■ EXERCISE DETAILS: Take every line from the listing below that includes "Bladder" and copy it.

■ SUPPLIED RECORDS:
** BEGIN **
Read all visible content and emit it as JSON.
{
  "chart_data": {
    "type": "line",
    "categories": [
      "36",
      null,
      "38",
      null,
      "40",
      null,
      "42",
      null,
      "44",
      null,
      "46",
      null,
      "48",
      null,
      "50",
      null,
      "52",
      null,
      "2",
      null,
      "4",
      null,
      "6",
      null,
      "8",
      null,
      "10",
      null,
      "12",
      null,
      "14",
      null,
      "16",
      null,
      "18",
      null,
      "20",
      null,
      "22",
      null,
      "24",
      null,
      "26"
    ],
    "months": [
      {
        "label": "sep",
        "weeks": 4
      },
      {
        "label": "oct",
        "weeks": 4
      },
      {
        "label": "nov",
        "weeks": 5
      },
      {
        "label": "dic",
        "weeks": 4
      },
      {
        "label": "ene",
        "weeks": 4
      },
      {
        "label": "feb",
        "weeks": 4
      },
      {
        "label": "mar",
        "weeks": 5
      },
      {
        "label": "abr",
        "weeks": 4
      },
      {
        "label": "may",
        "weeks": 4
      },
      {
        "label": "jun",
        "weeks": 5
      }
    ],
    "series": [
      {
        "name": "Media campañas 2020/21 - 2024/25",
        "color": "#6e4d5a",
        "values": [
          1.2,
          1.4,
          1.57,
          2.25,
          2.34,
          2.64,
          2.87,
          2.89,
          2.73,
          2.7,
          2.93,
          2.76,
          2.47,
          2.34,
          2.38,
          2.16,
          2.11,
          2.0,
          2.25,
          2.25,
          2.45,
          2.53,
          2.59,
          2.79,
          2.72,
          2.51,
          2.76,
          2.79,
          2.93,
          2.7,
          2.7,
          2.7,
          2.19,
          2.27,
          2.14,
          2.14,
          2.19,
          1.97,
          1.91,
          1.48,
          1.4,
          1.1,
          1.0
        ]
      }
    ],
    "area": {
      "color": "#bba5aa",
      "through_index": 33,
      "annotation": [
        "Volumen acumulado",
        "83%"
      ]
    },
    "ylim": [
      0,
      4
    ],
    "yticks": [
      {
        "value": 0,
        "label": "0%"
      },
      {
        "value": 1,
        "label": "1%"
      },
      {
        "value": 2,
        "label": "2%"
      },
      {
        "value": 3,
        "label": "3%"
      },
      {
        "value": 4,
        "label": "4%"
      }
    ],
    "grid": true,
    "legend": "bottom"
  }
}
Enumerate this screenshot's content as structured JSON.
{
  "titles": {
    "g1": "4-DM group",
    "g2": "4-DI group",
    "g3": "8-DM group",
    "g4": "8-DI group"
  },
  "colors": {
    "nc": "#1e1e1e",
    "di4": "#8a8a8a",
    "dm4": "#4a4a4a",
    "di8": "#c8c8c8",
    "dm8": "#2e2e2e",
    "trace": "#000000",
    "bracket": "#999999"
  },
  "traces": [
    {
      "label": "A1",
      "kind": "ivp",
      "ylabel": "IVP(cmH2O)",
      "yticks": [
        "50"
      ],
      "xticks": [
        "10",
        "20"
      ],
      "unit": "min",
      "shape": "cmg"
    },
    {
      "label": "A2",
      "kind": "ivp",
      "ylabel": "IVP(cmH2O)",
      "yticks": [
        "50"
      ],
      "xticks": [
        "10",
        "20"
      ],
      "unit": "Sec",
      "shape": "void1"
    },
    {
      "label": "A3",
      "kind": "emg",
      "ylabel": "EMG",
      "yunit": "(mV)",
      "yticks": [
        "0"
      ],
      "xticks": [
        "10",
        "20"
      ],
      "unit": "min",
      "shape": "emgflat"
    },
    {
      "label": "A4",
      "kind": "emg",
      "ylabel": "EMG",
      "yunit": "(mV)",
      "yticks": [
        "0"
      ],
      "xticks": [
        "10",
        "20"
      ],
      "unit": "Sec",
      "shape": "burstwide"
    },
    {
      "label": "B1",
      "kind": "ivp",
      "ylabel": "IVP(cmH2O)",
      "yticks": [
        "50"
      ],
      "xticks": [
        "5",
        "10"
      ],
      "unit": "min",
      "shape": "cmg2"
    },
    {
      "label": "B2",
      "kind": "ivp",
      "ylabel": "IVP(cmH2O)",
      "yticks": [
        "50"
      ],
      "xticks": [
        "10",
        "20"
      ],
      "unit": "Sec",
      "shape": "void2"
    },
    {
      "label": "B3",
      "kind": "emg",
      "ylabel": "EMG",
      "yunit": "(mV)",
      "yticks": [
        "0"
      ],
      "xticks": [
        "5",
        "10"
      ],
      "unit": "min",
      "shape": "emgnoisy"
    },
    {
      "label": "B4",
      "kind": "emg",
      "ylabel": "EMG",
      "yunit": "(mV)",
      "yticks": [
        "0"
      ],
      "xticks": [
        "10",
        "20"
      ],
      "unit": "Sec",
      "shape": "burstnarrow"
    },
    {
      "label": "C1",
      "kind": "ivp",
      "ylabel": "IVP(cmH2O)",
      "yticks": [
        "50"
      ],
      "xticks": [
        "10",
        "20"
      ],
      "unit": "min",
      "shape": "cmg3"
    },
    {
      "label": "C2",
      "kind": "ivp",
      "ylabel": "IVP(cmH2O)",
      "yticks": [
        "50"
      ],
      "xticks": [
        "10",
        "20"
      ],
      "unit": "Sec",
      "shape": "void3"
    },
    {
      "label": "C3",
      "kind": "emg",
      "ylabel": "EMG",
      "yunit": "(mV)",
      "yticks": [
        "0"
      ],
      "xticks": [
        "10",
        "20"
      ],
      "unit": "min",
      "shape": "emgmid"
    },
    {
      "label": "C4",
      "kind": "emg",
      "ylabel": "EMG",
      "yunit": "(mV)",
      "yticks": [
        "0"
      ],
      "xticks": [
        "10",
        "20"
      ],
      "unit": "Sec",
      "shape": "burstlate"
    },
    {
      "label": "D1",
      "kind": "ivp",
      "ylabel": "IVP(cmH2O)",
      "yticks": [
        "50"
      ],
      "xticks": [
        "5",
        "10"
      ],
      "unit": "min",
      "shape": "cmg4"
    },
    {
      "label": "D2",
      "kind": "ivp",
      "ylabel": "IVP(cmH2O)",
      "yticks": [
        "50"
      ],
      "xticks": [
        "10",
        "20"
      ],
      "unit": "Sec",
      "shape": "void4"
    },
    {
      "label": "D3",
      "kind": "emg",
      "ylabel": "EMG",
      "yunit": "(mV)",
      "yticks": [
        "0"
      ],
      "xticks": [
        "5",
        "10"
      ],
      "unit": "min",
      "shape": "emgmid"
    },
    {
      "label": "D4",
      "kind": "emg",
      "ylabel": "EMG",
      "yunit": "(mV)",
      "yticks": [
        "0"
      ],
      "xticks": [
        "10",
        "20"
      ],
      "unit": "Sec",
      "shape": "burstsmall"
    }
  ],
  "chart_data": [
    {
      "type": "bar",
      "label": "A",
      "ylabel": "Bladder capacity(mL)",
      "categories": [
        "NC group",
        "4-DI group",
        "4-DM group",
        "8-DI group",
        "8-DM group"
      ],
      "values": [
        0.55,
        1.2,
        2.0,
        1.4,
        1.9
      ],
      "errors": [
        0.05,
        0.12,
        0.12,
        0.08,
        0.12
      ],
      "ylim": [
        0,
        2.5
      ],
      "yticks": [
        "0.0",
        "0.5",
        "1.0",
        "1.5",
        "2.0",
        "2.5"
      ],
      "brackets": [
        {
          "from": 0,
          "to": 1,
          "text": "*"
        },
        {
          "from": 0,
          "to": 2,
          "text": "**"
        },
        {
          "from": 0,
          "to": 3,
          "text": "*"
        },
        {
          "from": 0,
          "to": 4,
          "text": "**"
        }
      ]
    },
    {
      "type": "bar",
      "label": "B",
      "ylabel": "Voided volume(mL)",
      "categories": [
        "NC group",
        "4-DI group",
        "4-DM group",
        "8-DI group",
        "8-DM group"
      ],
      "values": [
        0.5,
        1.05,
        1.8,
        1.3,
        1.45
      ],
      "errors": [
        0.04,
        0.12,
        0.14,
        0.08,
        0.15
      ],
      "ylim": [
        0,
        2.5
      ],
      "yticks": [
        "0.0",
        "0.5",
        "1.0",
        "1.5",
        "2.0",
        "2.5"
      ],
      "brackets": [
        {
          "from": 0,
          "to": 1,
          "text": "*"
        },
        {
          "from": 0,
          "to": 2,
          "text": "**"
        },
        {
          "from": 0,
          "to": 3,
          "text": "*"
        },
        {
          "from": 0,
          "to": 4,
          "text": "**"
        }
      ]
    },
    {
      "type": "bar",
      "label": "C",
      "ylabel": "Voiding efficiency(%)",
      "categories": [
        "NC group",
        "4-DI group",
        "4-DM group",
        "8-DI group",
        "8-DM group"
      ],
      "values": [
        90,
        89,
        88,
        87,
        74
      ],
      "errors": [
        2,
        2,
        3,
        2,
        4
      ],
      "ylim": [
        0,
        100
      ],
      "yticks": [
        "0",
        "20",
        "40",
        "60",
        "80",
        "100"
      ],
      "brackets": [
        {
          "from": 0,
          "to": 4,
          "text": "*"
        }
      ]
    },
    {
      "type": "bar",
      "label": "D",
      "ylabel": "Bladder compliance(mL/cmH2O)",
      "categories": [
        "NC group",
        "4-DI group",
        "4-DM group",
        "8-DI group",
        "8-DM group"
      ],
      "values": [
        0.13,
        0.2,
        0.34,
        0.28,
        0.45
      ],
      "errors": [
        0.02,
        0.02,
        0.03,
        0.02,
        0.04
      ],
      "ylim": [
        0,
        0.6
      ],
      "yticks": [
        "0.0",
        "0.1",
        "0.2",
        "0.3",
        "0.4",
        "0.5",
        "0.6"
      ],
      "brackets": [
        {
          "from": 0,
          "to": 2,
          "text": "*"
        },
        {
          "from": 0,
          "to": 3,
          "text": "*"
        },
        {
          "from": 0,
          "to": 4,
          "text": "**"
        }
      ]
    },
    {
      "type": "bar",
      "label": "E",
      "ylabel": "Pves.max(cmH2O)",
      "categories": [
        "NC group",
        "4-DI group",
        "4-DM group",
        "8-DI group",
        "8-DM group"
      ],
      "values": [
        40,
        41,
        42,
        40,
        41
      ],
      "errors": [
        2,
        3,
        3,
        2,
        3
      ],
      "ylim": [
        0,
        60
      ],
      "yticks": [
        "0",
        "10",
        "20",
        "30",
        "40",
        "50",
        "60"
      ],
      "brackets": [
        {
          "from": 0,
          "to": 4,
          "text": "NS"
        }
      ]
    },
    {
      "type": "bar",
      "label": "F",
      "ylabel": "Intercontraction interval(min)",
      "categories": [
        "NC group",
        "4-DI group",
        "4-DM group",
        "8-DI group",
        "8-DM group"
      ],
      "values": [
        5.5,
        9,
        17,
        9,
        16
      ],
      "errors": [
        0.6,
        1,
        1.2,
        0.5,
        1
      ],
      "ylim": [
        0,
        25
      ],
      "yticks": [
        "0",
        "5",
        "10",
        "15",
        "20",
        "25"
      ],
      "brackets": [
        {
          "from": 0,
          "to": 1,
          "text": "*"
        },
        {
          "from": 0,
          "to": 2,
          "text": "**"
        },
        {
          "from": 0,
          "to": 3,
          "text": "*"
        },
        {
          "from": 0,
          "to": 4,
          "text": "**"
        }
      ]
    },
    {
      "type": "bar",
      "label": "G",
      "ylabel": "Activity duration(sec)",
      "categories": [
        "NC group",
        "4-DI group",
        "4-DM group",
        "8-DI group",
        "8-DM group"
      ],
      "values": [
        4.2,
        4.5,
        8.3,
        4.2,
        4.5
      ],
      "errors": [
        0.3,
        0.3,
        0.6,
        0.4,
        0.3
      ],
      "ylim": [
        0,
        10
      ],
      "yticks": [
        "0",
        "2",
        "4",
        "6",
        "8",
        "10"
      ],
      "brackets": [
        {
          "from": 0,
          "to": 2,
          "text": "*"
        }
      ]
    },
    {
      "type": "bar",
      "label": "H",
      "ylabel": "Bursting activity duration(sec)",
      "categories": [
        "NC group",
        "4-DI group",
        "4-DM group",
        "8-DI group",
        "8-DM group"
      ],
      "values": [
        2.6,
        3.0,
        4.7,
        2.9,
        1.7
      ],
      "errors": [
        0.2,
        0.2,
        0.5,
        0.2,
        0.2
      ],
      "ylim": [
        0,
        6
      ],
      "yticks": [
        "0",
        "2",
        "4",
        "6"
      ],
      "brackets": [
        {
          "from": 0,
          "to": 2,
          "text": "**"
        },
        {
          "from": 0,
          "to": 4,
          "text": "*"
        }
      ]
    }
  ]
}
** END **
■ WRITTEN SOLUTION:
      "ylabel": "Bladder capacity(mL)",
      "ylabel": "Bladder compliance(mL/cmH2O)",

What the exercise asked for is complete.